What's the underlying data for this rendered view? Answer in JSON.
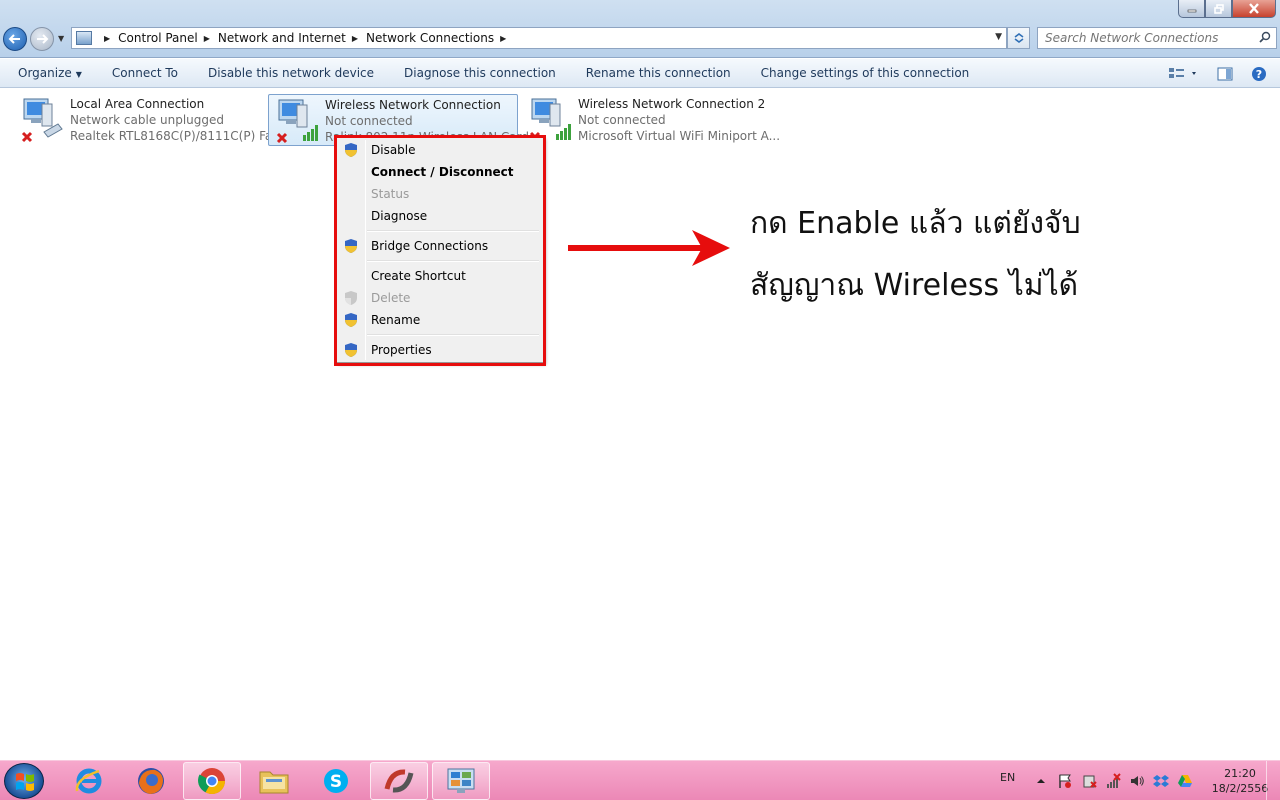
{
  "address": {
    "breadcrumbs": [
      {
        "label": "Control Panel"
      },
      {
        "label": "Network and Internet"
      },
      {
        "label": "Network Connections"
      }
    ]
  },
  "search": {
    "placeholder": "Search Network Connections"
  },
  "toolbar": {
    "organize": "Organize",
    "commands": [
      {
        "label": "Connect To"
      },
      {
        "label": "Disable this network device"
      },
      {
        "label": "Diagnose this connection"
      },
      {
        "label": "Rename this connection"
      },
      {
        "label": "Change settings of this connection"
      }
    ]
  },
  "connections": [
    {
      "name": "Local Area Connection",
      "status": "Network cable unplugged",
      "device": "Realtek RTL8168C(P)/8111C(P) Fa...",
      "icon": "wired-network-icon",
      "error": true
    },
    {
      "name": "Wireless Network Connection",
      "status": "Not connected",
      "device": "Ralink 802.11n Wireless LAN Card",
      "icon": "wireless-network-icon",
      "error": true,
      "selected": true
    },
    {
      "name": "Wireless Network Connection 2",
      "status": "Not connected",
      "device": "Microsoft Virtual WiFi Miniport A...",
      "icon": "wireless-network-icon",
      "error": true
    }
  ],
  "context_menu": {
    "items": [
      {
        "label": "Disable",
        "shield": true
      },
      {
        "label": "Connect / Disconnect",
        "bold": true
      },
      {
        "label": "Status",
        "disabled": true
      },
      {
        "label": "Diagnose"
      },
      {
        "label": "Bridge Connections",
        "shield": true
      },
      {
        "label": "Create Shortcut"
      },
      {
        "label": "Delete",
        "shield": true,
        "disabled": true
      },
      {
        "label": "Rename",
        "shield": true
      },
      {
        "label": "Properties",
        "shield": true
      }
    ]
  },
  "annotation": {
    "line1": "กด Enable แล้ว แต่ยังจับ",
    "line2": "สัญญาณ Wireless ไม่ได้",
    "color": "#e60d0d"
  },
  "taskbar": {
    "apps": [
      {
        "name": "internet-explorer-icon"
      },
      {
        "name": "firefox-icon"
      },
      {
        "name": "chrome-icon"
      },
      {
        "name": "file-explorer-icon"
      },
      {
        "name": "skype-icon"
      },
      {
        "name": "media-app-icon"
      },
      {
        "name": "network-control-panel-icon"
      }
    ],
    "language": "EN",
    "time": "21:20",
    "date": "18/2/2556"
  }
}
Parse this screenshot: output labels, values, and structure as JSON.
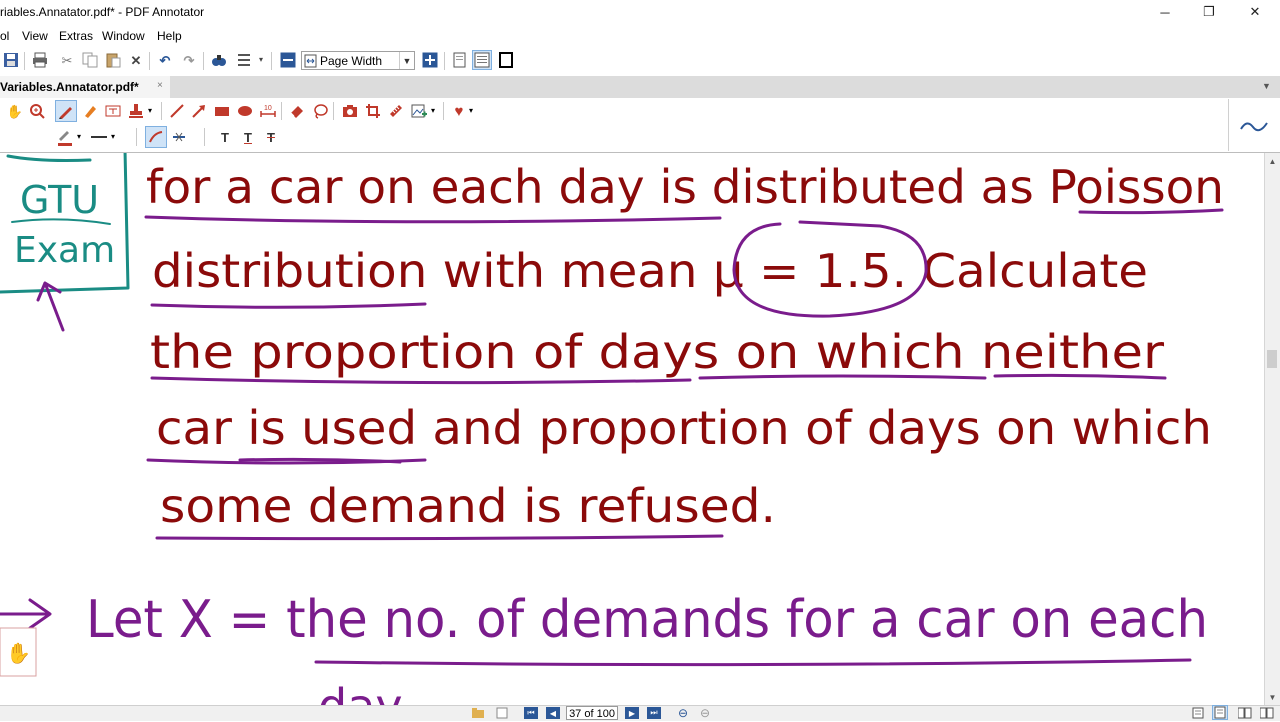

### WHAT IS BEING ASKED
Take the listing above and restate it word for word, without its pictures.

### THE SOLUTION
What's the underlying data for this rendered view? Answer in JSON.
{
  "address": {
    "breadcrumbs": [
      {
        "label": "Control Panel"
      },
      {
        "label": "Network and Internet"
      },
      {
        "label": "Network Connections"
      }
    ]
  },
  "search": {
    "placeholder": "Search Network Connections"
  },
  "toolbar": {
    "organize": "Organize",
    "commands": [
      {
        "label": "Connect To"
      },
      {
        "label": "Disable this network device"
      },
      {
        "label": "Diagnose this connection"
      },
      {
        "label": "Rename this connection"
      },
      {
        "label": "Change settings of this connection"
      }
    ]
  },
  "connections": [
    {
      "name": "Local Area Connection",
      "status": "Network cable unplugged",
      "device": "Realtek RTL8168C(P)/8111C(P) Fa...",
      "icon": "wired-network-icon",
      "error": true
    },
    {
      "name": "Wireless Network Connection",
      "status": "Not connected",
      "device": "Ralink 802.11n Wireless LAN Card",
      "icon": "wireless-network-icon",
      "error": true,
      "selected": true
    },
    {
      "name": "Wireless Network Connection 2",
      "status": "Not connected",
      "device": "Microsoft Virtual WiFi Miniport A...",
      "icon": "wireless-network-icon",
      "error": true
    }
  ],
  "context_menu": {
    "items": [
      {
        "label": "Disable",
        "shield": true
      },
      {
        "label": "Connect / Disconnect",
        "bold": true
      },
      {
        "label": "Status",
        "disabled": true
      },
      {
        "label": "Diagnose"
      },
      {
        "label": "Bridge Connections",
        "shield": true
      },
      {
        "label": "Create Shortcut"
      },
      {
        "label": "Delete",
        "shield": true,
        "disabled": true
      },
      {
        "label": "Rename",
        "shield": true
      },
      {
        "label": "Properties",
        "shield": true
      }
    ]
  },
  "annotation": {
    "line1": "กด Enable แล้ว แต่ยังจับ",
    "line2": "สัญญาณ Wireless ไม่ได้",
    "color": "#e60d0d"
  },
  "taskbar": {
    "apps": [
      {
        "name": "internet-explorer-icon"
      },
      {
        "name": "firefox-icon"
      },
      {
        "name": "chrome-icon"
      },
      {
        "name": "file-explorer-icon"
      },
      {
        "name": "skype-icon"
      },
      {
        "name": "media-app-icon"
      },
      {
        "name": "network-control-panel-icon"
      }
    ],
    "language": "EN",
    "time": "21:20",
    "date": "18/2/2556"
  }
}
Parse this screenshot: output labels, values, and structure as JSON.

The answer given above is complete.